Work instructions |
Single out the lines that include the word "Permeation". Copy them.

Data provided |

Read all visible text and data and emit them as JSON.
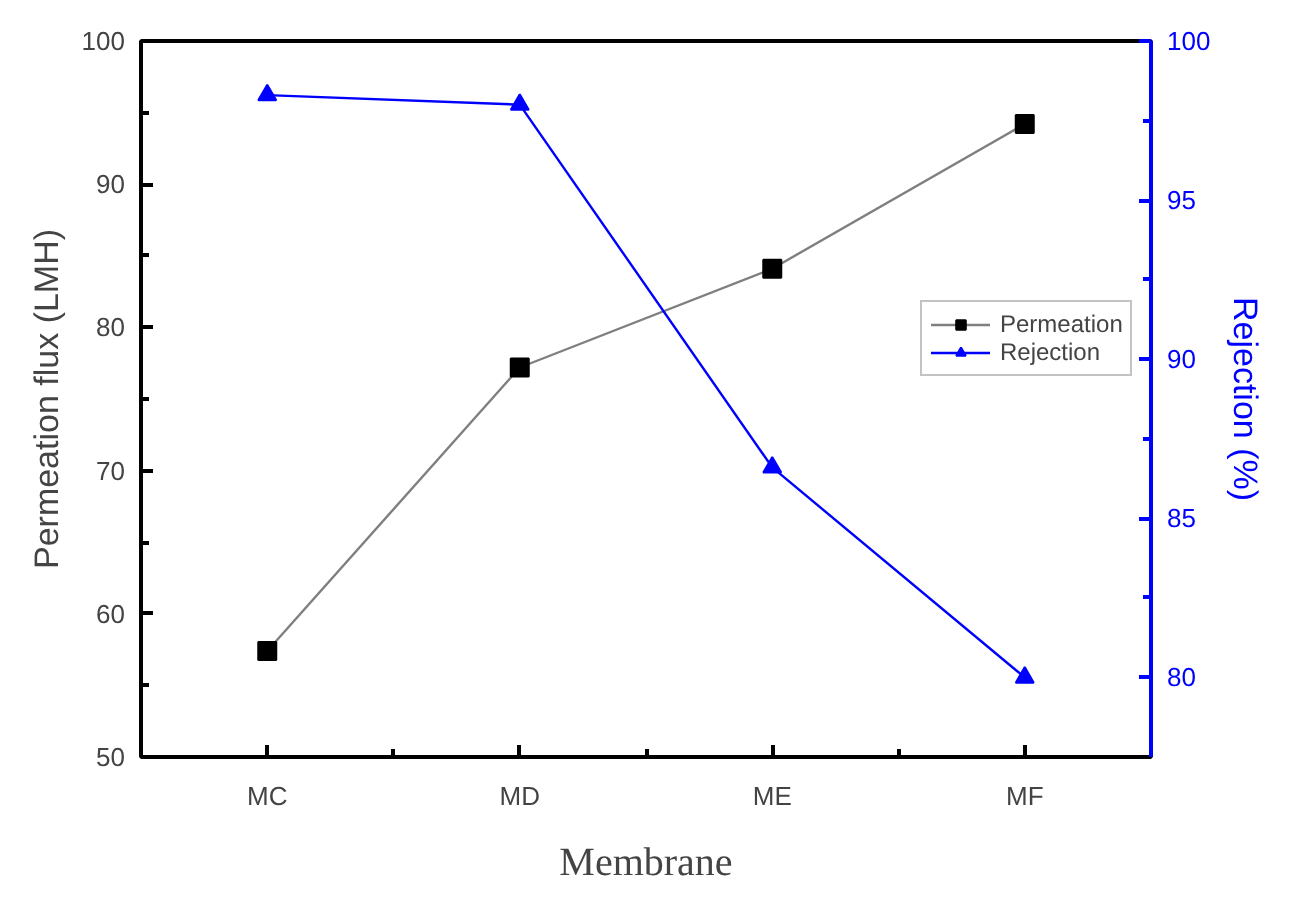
{
  "chart_data": {
    "type": "line",
    "xlabel": "Membrane",
    "ylabel": "Permeation flux (LMH)",
    "y2label": "Rejection (%)",
    "categories": [
      "MC",
      "MD",
      "ME",
      "MF"
    ],
    "series": [
      {
        "name": "Permeation",
        "color": "#000000",
        "marker": "square",
        "values": [
          57.4,
          77.2,
          84.1,
          94.2
        ]
      },
      {
        "name": "Rejection",
        "color": "#0000ff",
        "marker": "triangle",
        "axis": "y2",
        "values": [
          98.3,
          98.0,
          86.6,
          80.0
        ]
      }
    ],
    "ylim": [
      50,
      100
    ],
    "yticks": [
      50,
      60,
      70,
      80,
      90,
      100
    ],
    "y2lim": [
      77.5,
      100
    ],
    "y2ticks": [
      80,
      85,
      90,
      95,
      100
    ],
    "legend": "right",
    "grid": false,
    "line_style": "solid"
  }
}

Problem solution |
    "ylabel": "Permeation flux (LMH)",
        "name": "Permeation",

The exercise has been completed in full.